◆ Raw data ◆

++++

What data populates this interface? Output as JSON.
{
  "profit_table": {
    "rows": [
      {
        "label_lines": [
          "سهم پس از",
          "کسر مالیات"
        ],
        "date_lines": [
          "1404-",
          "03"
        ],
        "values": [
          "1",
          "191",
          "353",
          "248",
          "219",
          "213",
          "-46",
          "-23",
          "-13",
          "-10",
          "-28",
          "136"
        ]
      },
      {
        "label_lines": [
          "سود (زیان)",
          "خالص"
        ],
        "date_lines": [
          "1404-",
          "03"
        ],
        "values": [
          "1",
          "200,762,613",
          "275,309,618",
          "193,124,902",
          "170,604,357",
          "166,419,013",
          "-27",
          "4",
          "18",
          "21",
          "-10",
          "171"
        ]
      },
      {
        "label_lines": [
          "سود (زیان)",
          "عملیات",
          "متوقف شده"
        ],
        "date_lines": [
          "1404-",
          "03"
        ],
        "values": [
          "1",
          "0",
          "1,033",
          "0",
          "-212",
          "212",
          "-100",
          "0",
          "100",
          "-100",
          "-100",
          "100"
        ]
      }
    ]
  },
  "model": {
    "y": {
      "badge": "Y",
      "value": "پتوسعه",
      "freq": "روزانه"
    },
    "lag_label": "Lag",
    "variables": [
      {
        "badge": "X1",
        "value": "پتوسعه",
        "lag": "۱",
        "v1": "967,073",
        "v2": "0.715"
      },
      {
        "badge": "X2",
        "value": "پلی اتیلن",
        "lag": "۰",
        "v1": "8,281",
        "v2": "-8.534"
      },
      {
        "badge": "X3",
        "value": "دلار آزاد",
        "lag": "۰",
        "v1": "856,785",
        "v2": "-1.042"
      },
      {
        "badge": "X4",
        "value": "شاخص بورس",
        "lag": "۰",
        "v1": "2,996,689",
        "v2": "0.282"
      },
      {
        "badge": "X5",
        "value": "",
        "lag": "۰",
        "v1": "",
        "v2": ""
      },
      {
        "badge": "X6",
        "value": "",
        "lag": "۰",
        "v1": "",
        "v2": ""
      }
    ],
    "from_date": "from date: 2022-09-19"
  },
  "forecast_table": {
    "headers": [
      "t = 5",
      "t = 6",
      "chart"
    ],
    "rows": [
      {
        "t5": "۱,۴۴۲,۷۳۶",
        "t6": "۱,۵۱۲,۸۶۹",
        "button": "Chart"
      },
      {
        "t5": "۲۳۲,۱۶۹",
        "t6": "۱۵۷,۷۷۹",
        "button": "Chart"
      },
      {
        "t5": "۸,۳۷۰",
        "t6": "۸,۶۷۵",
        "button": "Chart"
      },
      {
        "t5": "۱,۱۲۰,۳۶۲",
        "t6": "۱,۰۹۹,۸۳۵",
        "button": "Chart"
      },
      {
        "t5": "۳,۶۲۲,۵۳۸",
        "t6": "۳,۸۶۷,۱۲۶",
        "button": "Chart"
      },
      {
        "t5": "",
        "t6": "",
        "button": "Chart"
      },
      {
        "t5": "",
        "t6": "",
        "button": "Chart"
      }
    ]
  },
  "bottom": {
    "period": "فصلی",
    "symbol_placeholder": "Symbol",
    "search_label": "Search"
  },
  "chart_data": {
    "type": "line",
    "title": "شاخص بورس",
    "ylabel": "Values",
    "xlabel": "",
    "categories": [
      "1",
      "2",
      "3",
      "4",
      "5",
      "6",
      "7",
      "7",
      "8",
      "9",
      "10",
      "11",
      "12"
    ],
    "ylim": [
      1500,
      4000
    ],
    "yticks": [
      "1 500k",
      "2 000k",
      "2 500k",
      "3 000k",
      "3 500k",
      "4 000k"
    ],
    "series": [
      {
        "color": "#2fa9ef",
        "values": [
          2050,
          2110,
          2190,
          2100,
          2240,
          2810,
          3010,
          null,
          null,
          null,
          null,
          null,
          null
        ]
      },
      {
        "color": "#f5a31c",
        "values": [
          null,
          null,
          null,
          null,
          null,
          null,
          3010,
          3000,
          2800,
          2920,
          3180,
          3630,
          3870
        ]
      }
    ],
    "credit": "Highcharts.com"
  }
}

++++

Above are some records. Print them all exactly.

What data populates this interface? Output as JSON.
{
  "profit_table": {
    "rows": [
      {
        "label_lines": [
          "سهم پس از",
          "کسر مالیات"
        ],
        "date_lines": [
          "1404-",
          "03"
        ],
        "values": [
          "1",
          "191",
          "353",
          "248",
          "219",
          "213",
          "-46",
          "-23",
          "-13",
          "-10",
          "-28",
          "136"
        ]
      },
      {
        "label_lines": [
          "سود (زیان)",
          "خالص"
        ],
        "date_lines": [
          "1404-",
          "03"
        ],
        "values": [
          "1",
          "200,762,613",
          "275,309,618",
          "193,124,902",
          "170,604,357",
          "166,419,013",
          "-27",
          "4",
          "18",
          "21",
          "-10",
          "171"
        ]
      },
      {
        "label_lines": [
          "سود (زیان)",
          "عملیات",
          "متوقف شده"
        ],
        "date_lines": [
          "1404-",
          "03"
        ],
        "values": [
          "1",
          "0",
          "1,033",
          "0",
          "-212",
          "212",
          "-100",
          "0",
          "100",
          "-100",
          "-100",
          "100"
        ]
      }
    ]
  },
  "model": {
    "y": {
      "badge": "Y",
      "value": "پتوسعه",
      "freq": "روزانه"
    },
    "lag_label": "Lag",
    "variables": [
      {
        "badge": "X1",
        "value": "پتوسعه",
        "lag": "۱",
        "v1": "967,073",
        "v2": "0.715"
      },
      {
        "badge": "X2",
        "value": "پلی اتیلن",
        "lag": "۰",
        "v1": "8,281",
        "v2": "-8.534"
      },
      {
        "badge": "X3",
        "value": "دلار آزاد",
        "lag": "۰",
        "v1": "856,785",
        "v2": "-1.042"
      },
      {
        "badge": "X4",
        "value": "شاخص بورس",
        "lag": "۰",
        "v1": "2,996,689",
        "v2": "0.282"
      },
      {
        "badge": "X5",
        "value": "",
        "lag": "۰",
        "v1": "",
        "v2": ""
      },
      {
        "badge": "X6",
        "value": "",
        "lag": "۰",
        "v1": "",
        "v2": ""
      }
    ],
    "from_date": "from date: 2022-09-19"
  },
  "forecast_table": {
    "headers": [
      "t = 5",
      "t = 6",
      "chart"
    ],
    "rows": [
      {
        "t5": "۱,۴۴۲,۷۳۶",
        "t6": "۱,۵۱۲,۸۶۹",
        "button": "Chart"
      },
      {
        "t5": "۲۳۲,۱۶۹",
        "t6": "۱۵۷,۷۷۹",
        "button": "Chart"
      },
      {
        "t5": "۸,۳۷۰",
        "t6": "۸,۶۷۵",
        "button": "Chart"
      },
      {
        "t5": "۱,۱۲۰,۳۶۲",
        "t6": "۱,۰۹۹,۸۳۵",
        "button": "Chart"
      },
      {
        "t5": "۳,۶۲۲,۵۳۸",
        "t6": "۳,۸۶۷,۱۲۶",
        "button": "Chart"
      },
      {
        "t5": "",
        "t6": "",
        "button": "Chart"
      },
      {
        "t5": "",
        "t6": "",
        "button": "Chart"
      }
    ]
  },
  "bottom": {
    "period": "فصلی",
    "symbol_placeholder": "Symbol",
    "search_label": "Search"
  },
  "chart_data": {
    "type": "line",
    "title": "شاخص بورس",
    "ylabel": "Values",
    "xlabel": "",
    "categories": [
      "1",
      "2",
      "3",
      "4",
      "5",
      "6",
      "7",
      "7",
      "8",
      "9",
      "10",
      "11",
      "12"
    ],
    "ylim": [
      1500,
      4000
    ],
    "yticks": [
      "1 500k",
      "2 000k",
      "2 500k",
      "3 000k",
      "3 500k",
      "4 000k"
    ],
    "series": [
      {
        "color": "#2fa9ef",
        "values": [
          2050,
          2110,
          2190,
          2100,
          2240,
          2810,
          3010,
          null,
          null,
          null,
          null,
          null,
          null
        ]
      },
      {
        "color": "#f5a31c",
        "values": [
          null,
          null,
          null,
          null,
          null,
          null,
          3010,
          3000,
          2800,
          2920,
          3180,
          3630,
          3870
        ]
      }
    ],
    "credit": "Highcharts.com"
  }
}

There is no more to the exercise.